• _TASK BRIEF_:
Repeat every line of the listing below exactly, minus the pictures.

• _DATASET ENTRIES_:
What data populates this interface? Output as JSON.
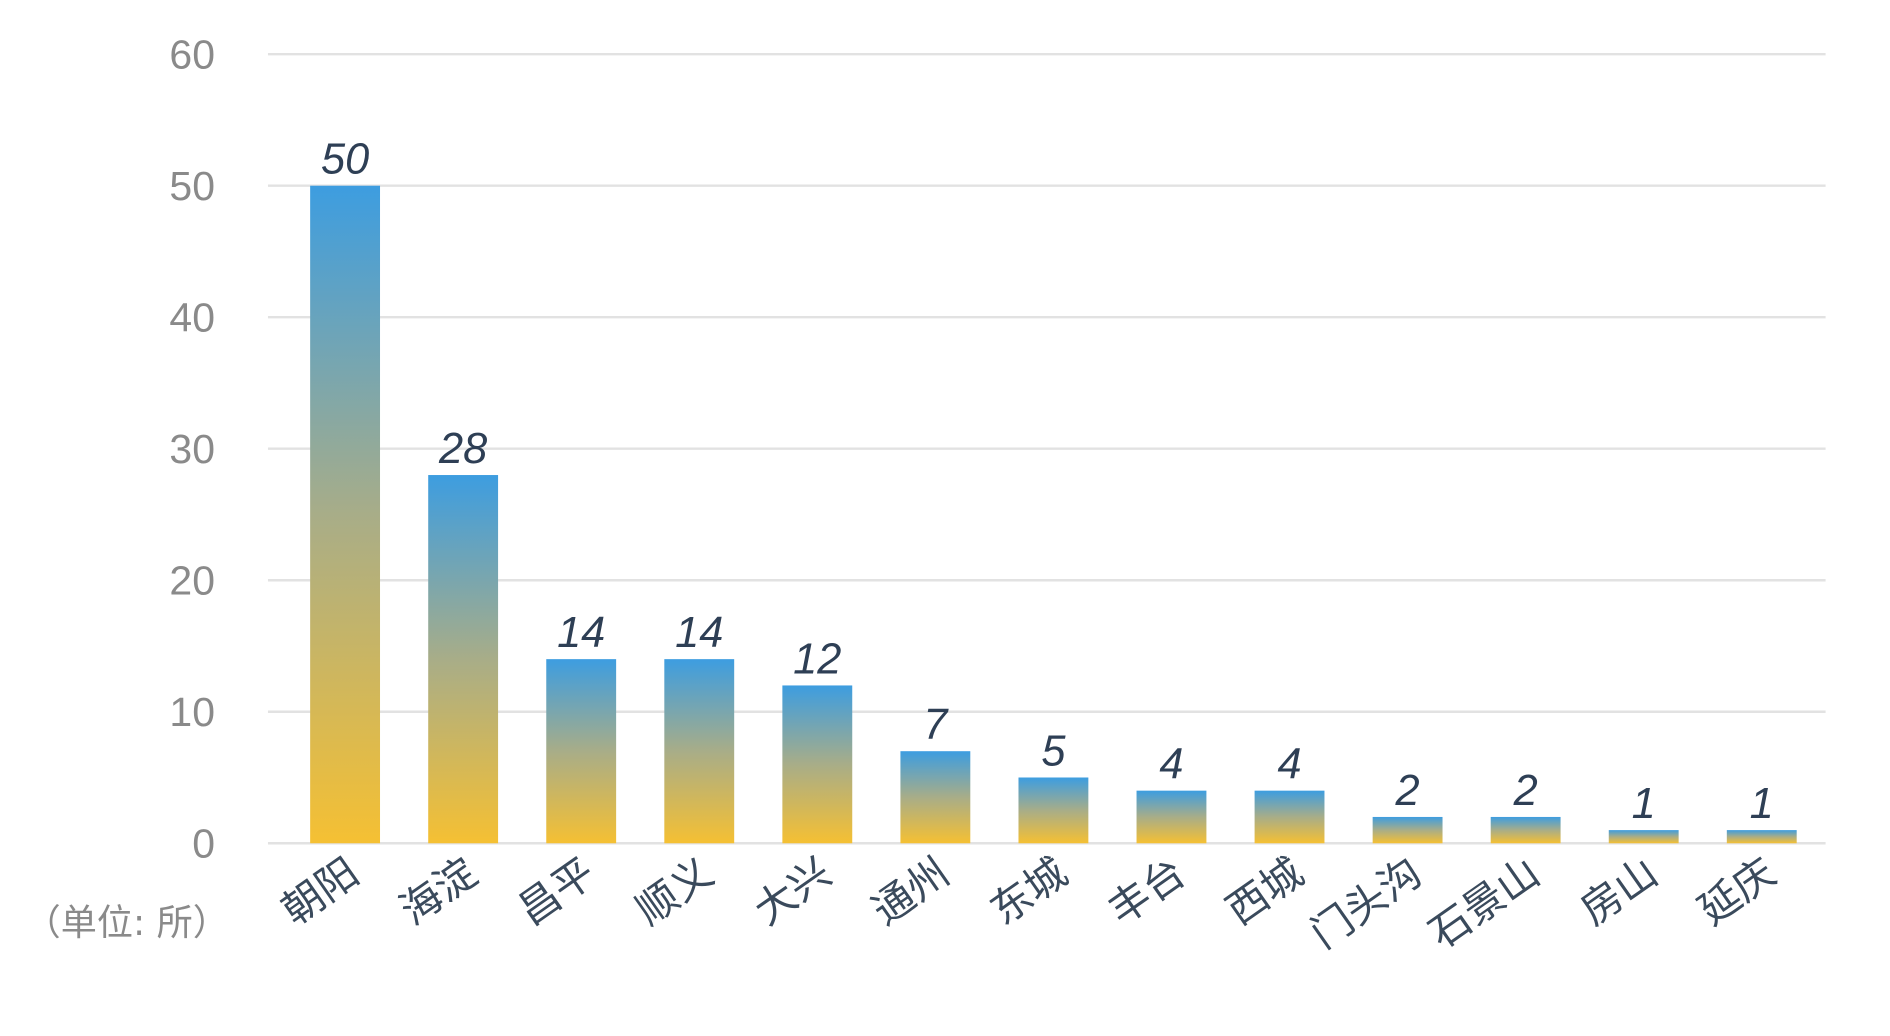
{
  "chart_data": {
    "type": "bar",
    "categories": [
      "朝阳",
      "海淀",
      "昌平",
      "顺义",
      "大兴",
      "通州",
      "东城",
      "丰台",
      "西城",
      "门头沟",
      "石景山",
      "房山",
      "延庆"
    ],
    "values": [
      50,
      28,
      14,
      14,
      12,
      7,
      5,
      4,
      4,
      2,
      2,
      1,
      1
    ],
    "data_labels": [
      "50",
      "28",
      "14",
      "14",
      "12",
      "7",
      "5",
      "4",
      "4",
      "2",
      "2",
      "1",
      "1"
    ],
    "unit_label": "（单位: 所）",
    "title": "",
    "xlabel": "",
    "ylabel": "",
    "ylim": [
      0,
      60
    ],
    "yticks": [
      "0",
      "10",
      "20",
      "30",
      "40",
      "50",
      "60"
    ],
    "grid": true,
    "legend": "none",
    "colors": {
      "bar_top": "#3d9de0",
      "bar_bottom": "#f5c033",
      "grid": "#e2e2e2",
      "label": "#2e3f55"
    }
  }
}
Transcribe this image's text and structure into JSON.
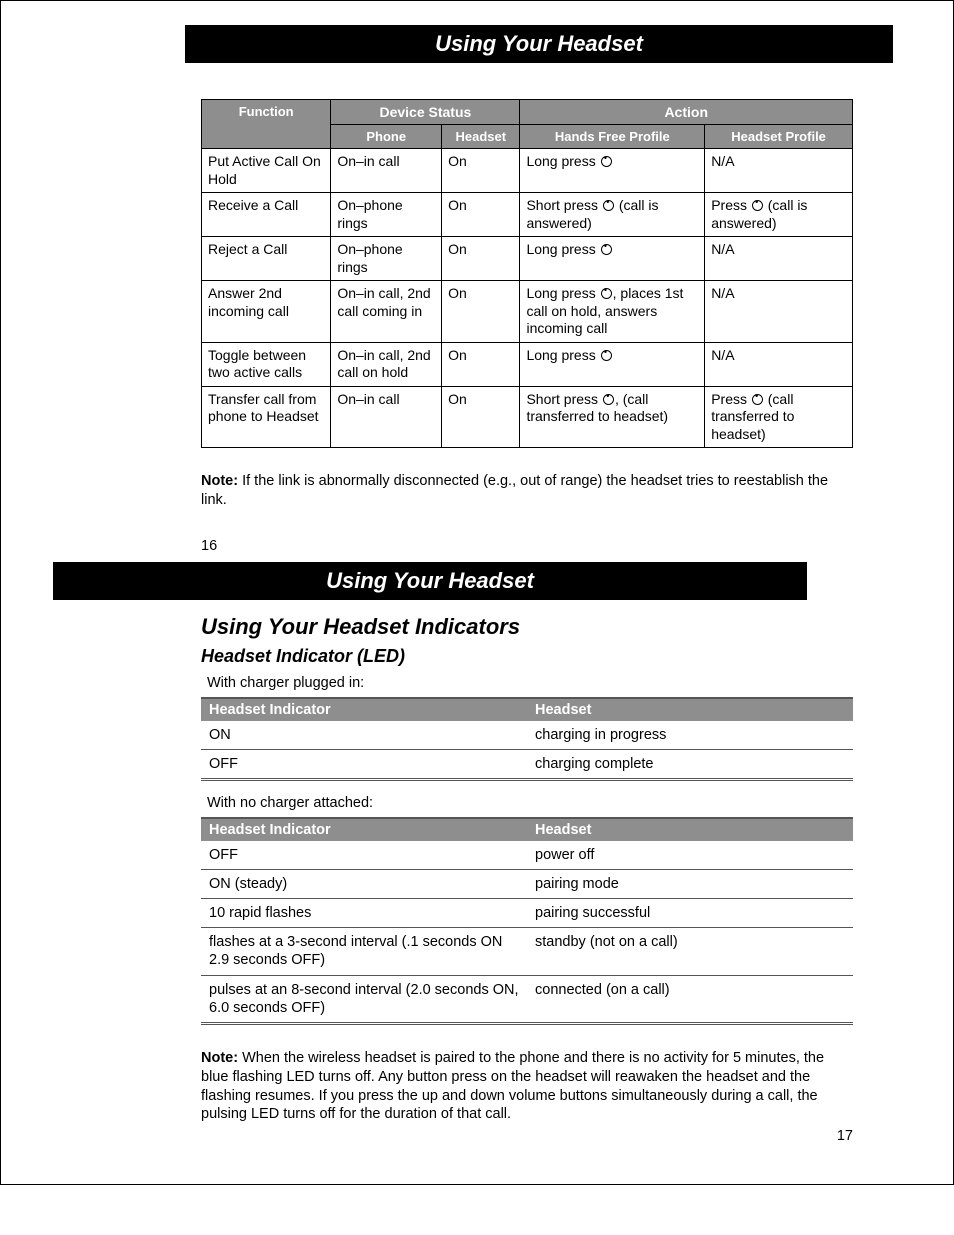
{
  "page1": {
    "header": "Using Your Headset",
    "table_headers": {
      "device_status": "Device Status",
      "action": "Action",
      "function": "Function",
      "phone": "Phone",
      "headset": "Headset",
      "hfp": "Hands Free Profile",
      "hp": "Headset Profile"
    },
    "rows": [
      {
        "function": "Put Active Call On Hold",
        "phone": "On–in call",
        "headset": "On",
        "hfp_pre": "Long press ",
        "hfp_post": "",
        "hp_pre": "N/A",
        "hp_post": ""
      },
      {
        "function": "Receive a Call",
        "phone": "On–phone rings",
        "headset": "On",
        "hfp_pre": "Short press ",
        "hfp_post": " (call is answered)",
        "hp_pre": "Press ",
        "hp_post": " (call is answered)"
      },
      {
        "function": "Reject a Call",
        "phone": "On–phone rings",
        "headset": "On",
        "hfp_pre": "Long press ",
        "hfp_post": "",
        "hp_pre": "N/A",
        "hp_post": ""
      },
      {
        "function": "Answer 2nd incoming call",
        "phone": "On–in call, 2nd call coming in",
        "headset": "On",
        "hfp_pre": "Long press ",
        "hfp_post": ", places 1st call on hold, answers incoming call",
        "hp_pre": "N/A",
        "hp_post": ""
      },
      {
        "function": "Toggle between two active calls",
        "phone": "On–in call, 2nd call on hold",
        "headset": "On",
        "hfp_pre": "Long press ",
        "hfp_post": "",
        "hp_pre": "N/A",
        "hp_post": ""
      },
      {
        "function": "Transfer call from phone to Headset",
        "phone": "On–in call",
        "headset": "On",
        "hfp_pre": "Short press ",
        "hfp_post": ", (call transferred to headset)",
        "hp_pre": "Press ",
        "hp_post": " (call transferred to headset)"
      }
    ],
    "note_label": "Note:",
    "note_text": " If the link is abnormally disconnected (e.g., out of range) the headset tries to reestablish the link.",
    "page_num": "16"
  },
  "page2": {
    "header": "Using Your Headset",
    "section_title": "Using Your Headset Indicators",
    "subsection_title": "Headset Indicator (LED)",
    "intro1": "With charger plugged in:",
    "table1_headers": {
      "c1": "Headset Indicator",
      "c2": "Headset"
    },
    "table1_rows": [
      {
        "c1": "ON",
        "c2": "charging in progress"
      },
      {
        "c1": "OFF",
        "c2": "charging complete"
      }
    ],
    "intro2": "With no charger attached:",
    "table2_headers": {
      "c1": "Headset Indicator",
      "c2": "Headset"
    },
    "table2_rows": [
      {
        "c1": "OFF",
        "c2": "power off"
      },
      {
        "c1": "ON (steady)",
        "c2": "pairing mode"
      },
      {
        "c1": "10 rapid flashes",
        "c2": "pairing successful"
      },
      {
        "c1": "flashes at a 3-second interval (.1 seconds ON 2.9 seconds OFF)",
        "c2": "standby (not on a call)"
      },
      {
        "c1": "pulses at an 8-second interval (2.0 seconds ON, 6.0 seconds OFF)",
        "c2": "connected (on a call)"
      }
    ],
    "note_label": "Note:",
    "note_text": " When the wireless headset is paired to the phone and there is no activity for 5 minutes, the blue flashing LED turns off. Any button press on the headset will reawaken the headset and the flashing resumes. If you press the up and down volume buttons simultaneously during a call, the pulsing LED turns off for the duration of that call.",
    "page_num": "17"
  },
  "colors": {
    "header_bg": "#000000",
    "header_fg": "#ffffff",
    "th_bg": "#8e8e8e",
    "border": "#000000",
    "rule": "#555555"
  }
}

• _FULL SOLUTION_:
What data populates this interface? Output as JSON.
{
  "chart_data": {
    "type": "bar",
    "categories": [
      "朝阳",
      "海淀",
      "昌平",
      "顺义",
      "大兴",
      "通州",
      "东城",
      "丰台",
      "西城",
      "门头沟",
      "石景山",
      "房山",
      "延庆"
    ],
    "values": [
      50,
      28,
      14,
      14,
      12,
      7,
      5,
      4,
      4,
      2,
      2,
      1,
      1
    ],
    "data_labels": [
      "50",
      "28",
      "14",
      "14",
      "12",
      "7",
      "5",
      "4",
      "4",
      "2",
      "2",
      "1",
      "1"
    ],
    "unit_label": "（单位: 所）",
    "title": "",
    "xlabel": "",
    "ylabel": "",
    "ylim": [
      0,
      60
    ],
    "yticks": [
      "0",
      "10",
      "20",
      "30",
      "40",
      "50",
      "60"
    ],
    "grid": true,
    "legend": "none",
    "colors": {
      "bar_top": "#3d9de0",
      "bar_bottom": "#f5c033",
      "grid": "#e2e2e2",
      "label": "#2e3f55"
    }
  }
}
Transcribe this image's text and structure into JSON.
{
  "page1": {
    "header": "Using Your Headset",
    "table_headers": {
      "device_status": "Device Status",
      "action": "Action",
      "function": "Function",
      "phone": "Phone",
      "headset": "Headset",
      "hfp": "Hands Free Profile",
      "hp": "Headset Profile"
    },
    "rows": [
      {
        "function": "Put Active Call On Hold",
        "phone": "On–in call",
        "headset": "On",
        "hfp_pre": "Long press ",
        "hfp_post": "",
        "hp_pre": "N/A",
        "hp_post": ""
      },
      {
        "function": "Receive a Call",
        "phone": "On–phone rings",
        "headset": "On",
        "hfp_pre": "Short press ",
        "hfp_post": " (call is answered)",
        "hp_pre": "Press ",
        "hp_post": " (call is answered)"
      },
      {
        "function": "Reject a Call",
        "phone": "On–phone rings",
        "headset": "On",
        "hfp_pre": "Long press ",
        "hfp_post": "",
        "hp_pre": "N/A",
        "hp_post": ""
      },
      {
        "function": "Answer 2nd incoming call",
        "phone": "On–in call, 2nd call coming in",
        "headset": "On",
        "hfp_pre": "Long press ",
        "hfp_post": ", places 1st call on hold, answers incoming call",
        "hp_pre": "N/A",
        "hp_post": ""
      },
      {
        "function": "Toggle between two active calls",
        "phone": "On–in call, 2nd call on hold",
        "headset": "On",
        "hfp_pre": "Long press ",
        "hfp_post": "",
        "hp_pre": "N/A",
        "hp_post": ""
      },
      {
        "function": "Transfer call from phone to Headset",
        "phone": "On–in call",
        "headset": "On",
        "hfp_pre": "Short press ",
        "hfp_post": ", (call transferred to headset)",
        "hp_pre": "Press ",
        "hp_post": " (call transferred to headset)"
      }
    ],
    "note_label": "Note:",
    "note_text": " If the link is abnormally disconnected (e.g., out of range) the headset tries to reestablish the link.",
    "page_num": "16"
  },
  "page2": {
    "header": "Using Your Headset",
    "section_title": "Using Your Headset Indicators",
    "subsection_title": "Headset Indicator (LED)",
    "intro1": "With charger plugged in:",
    "table1_headers": {
      "c1": "Headset Indicator",
      "c2": "Headset"
    },
    "table1_rows": [
      {
        "c1": "ON",
        "c2": "charging in progress"
      },
      {
        "c1": "OFF",
        "c2": "charging complete"
      }
    ],
    "intro2": "With no charger attached:",
    "table2_headers": {
      "c1": "Headset Indicator",
      "c2": "Headset"
    },
    "table2_rows": [
      {
        "c1": "OFF",
        "c2": "power off"
      },
      {
        "c1": "ON (steady)",
        "c2": "pairing mode"
      },
      {
        "c1": "10 rapid flashes",
        "c2": "pairing successful"
      },
      {
        "c1": "flashes at a 3-second interval (.1 seconds ON 2.9 seconds OFF)",
        "c2": "standby (not on a call)"
      },
      {
        "c1": "pulses at an 8-second interval (2.0 seconds ON, 6.0 seconds OFF)",
        "c2": "connected (on a call)"
      }
    ],
    "note_label": "Note:",
    "note_text": " When the wireless headset is paired to the phone and there is no activity for 5 minutes, the blue flashing LED turns off. Any button press on the headset will reawaken the headset and the flashing resumes. If you press the up and down volume buttons simultaneously during a call, the pulsing LED turns off for the duration of that call.",
    "page_num": "17"
  },
  "colors": {
    "header_bg": "#000000",
    "header_fg": "#ffffff",
    "th_bg": "#8e8e8e",
    "border": "#000000",
    "rule": "#555555"
  }
}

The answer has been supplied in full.